Stored items:
● ● ● ● ● ● ●

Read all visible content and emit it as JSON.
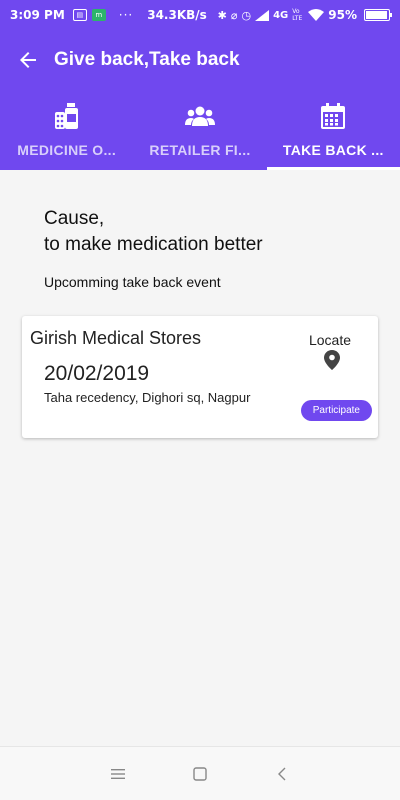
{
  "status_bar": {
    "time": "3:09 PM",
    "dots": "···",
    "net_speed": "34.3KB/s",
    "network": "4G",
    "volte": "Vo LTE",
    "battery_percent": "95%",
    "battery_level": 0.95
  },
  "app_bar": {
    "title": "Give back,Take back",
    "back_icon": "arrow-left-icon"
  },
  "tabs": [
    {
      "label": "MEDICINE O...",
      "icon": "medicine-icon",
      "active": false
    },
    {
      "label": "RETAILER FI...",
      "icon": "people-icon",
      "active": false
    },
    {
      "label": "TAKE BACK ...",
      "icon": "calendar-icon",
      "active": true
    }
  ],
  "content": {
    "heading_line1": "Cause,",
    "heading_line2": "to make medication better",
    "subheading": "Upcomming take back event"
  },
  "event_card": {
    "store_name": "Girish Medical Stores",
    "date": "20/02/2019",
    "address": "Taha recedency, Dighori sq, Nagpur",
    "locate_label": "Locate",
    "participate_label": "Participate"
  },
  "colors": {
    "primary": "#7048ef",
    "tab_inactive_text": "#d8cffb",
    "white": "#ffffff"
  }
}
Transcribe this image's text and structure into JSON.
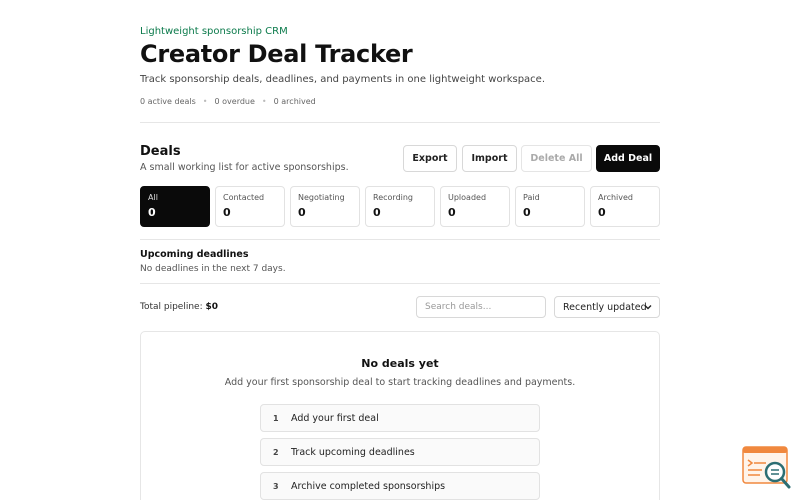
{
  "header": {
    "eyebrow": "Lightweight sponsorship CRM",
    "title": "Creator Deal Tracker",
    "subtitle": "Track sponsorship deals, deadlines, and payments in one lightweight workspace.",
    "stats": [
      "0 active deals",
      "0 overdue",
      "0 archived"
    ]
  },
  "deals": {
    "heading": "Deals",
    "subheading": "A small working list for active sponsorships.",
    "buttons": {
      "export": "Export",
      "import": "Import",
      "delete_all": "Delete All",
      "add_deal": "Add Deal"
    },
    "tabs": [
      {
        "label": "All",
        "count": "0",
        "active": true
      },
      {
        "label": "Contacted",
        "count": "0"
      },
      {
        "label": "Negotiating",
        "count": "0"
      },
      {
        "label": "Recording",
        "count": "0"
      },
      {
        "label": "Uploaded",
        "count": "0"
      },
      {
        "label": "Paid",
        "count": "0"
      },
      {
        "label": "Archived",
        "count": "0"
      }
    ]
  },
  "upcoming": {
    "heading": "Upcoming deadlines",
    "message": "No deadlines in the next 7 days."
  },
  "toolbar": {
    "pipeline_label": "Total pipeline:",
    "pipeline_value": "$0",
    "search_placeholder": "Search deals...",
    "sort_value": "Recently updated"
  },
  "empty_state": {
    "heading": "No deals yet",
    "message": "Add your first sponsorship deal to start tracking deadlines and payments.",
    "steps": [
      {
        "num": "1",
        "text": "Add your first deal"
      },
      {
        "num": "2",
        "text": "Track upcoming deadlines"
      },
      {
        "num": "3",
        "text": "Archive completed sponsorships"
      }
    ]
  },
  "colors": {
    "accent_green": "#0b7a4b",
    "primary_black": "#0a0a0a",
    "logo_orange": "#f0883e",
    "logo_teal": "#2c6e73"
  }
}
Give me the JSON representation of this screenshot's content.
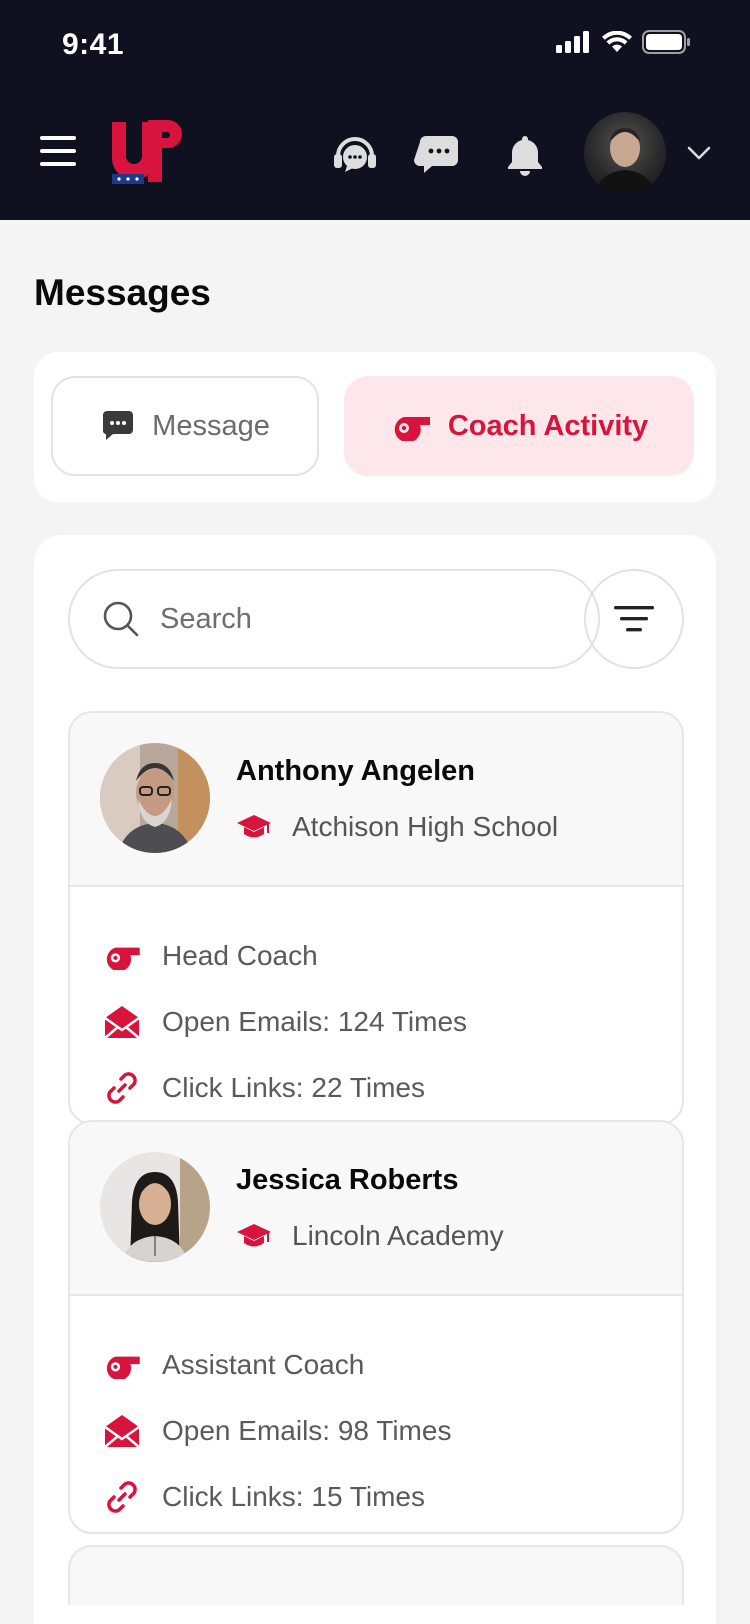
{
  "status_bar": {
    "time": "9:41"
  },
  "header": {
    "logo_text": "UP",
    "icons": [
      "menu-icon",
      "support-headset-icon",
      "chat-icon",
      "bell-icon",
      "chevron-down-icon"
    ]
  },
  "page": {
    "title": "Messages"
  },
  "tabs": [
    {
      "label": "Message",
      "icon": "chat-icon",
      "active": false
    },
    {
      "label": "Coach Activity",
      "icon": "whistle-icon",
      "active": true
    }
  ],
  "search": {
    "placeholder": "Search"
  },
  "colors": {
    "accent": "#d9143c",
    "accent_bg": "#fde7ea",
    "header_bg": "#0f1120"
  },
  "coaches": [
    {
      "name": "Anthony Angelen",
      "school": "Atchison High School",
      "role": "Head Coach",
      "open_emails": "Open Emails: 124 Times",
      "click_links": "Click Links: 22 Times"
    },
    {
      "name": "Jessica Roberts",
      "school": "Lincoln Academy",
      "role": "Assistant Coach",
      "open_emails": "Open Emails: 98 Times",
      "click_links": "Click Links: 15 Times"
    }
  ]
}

● ● ● ● ● ● ●

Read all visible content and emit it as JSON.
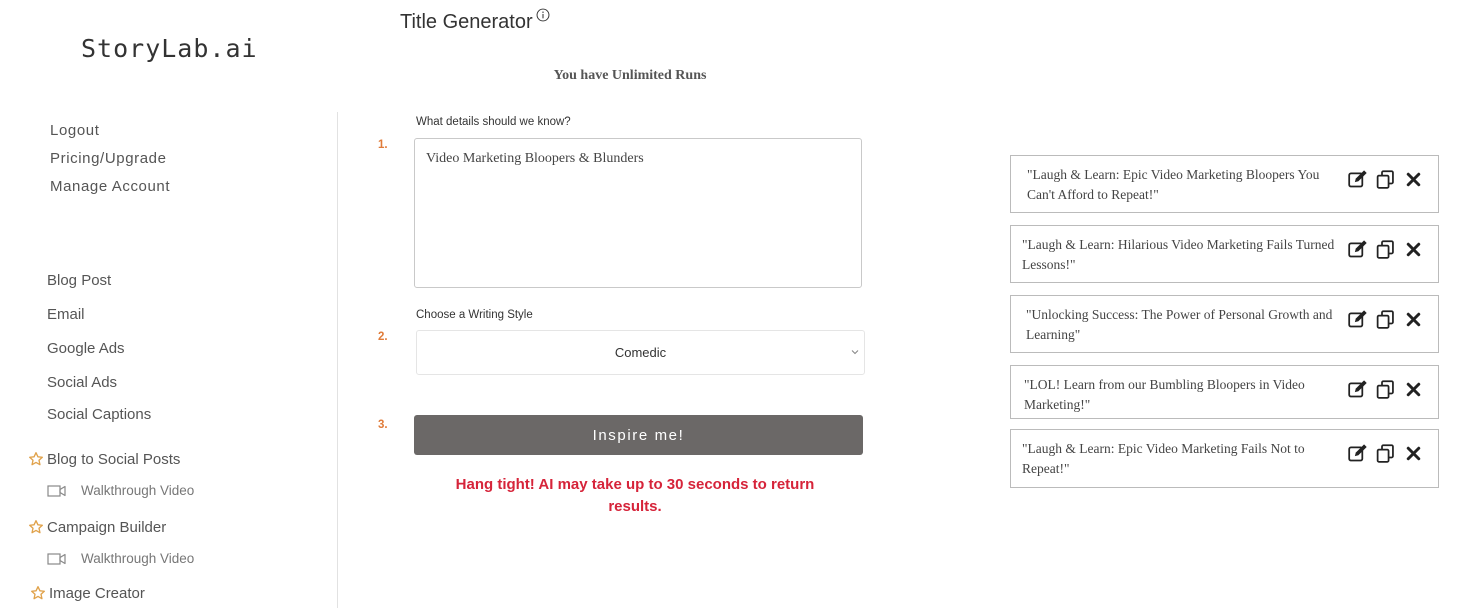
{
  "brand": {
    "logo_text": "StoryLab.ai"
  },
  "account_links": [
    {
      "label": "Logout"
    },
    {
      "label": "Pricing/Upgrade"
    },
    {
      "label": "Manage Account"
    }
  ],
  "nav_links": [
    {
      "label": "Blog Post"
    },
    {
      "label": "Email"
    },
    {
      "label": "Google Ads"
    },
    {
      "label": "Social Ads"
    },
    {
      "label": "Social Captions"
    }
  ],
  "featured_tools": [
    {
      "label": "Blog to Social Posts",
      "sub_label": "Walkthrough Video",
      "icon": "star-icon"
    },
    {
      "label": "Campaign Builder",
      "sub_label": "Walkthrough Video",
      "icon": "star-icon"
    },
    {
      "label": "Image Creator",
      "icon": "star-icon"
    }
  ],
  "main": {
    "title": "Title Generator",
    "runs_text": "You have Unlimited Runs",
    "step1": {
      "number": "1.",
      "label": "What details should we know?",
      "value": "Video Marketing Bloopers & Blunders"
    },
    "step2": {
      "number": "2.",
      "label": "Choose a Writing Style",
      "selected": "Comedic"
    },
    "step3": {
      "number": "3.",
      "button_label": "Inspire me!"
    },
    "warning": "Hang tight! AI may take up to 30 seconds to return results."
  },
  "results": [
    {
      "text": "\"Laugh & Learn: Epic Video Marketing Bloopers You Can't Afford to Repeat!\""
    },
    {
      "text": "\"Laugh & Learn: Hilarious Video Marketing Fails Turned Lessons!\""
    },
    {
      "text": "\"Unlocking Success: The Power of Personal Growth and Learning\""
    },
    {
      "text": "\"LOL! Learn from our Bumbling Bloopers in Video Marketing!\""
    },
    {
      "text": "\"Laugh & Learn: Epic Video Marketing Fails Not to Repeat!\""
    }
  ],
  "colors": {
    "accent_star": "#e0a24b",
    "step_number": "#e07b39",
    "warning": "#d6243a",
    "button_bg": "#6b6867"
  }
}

● ● ● ● ● ● ●

• [What the task asks]: What is the number of lines in the listing above that contain the string "payments"? Give only the number.

• [Expected output]: 2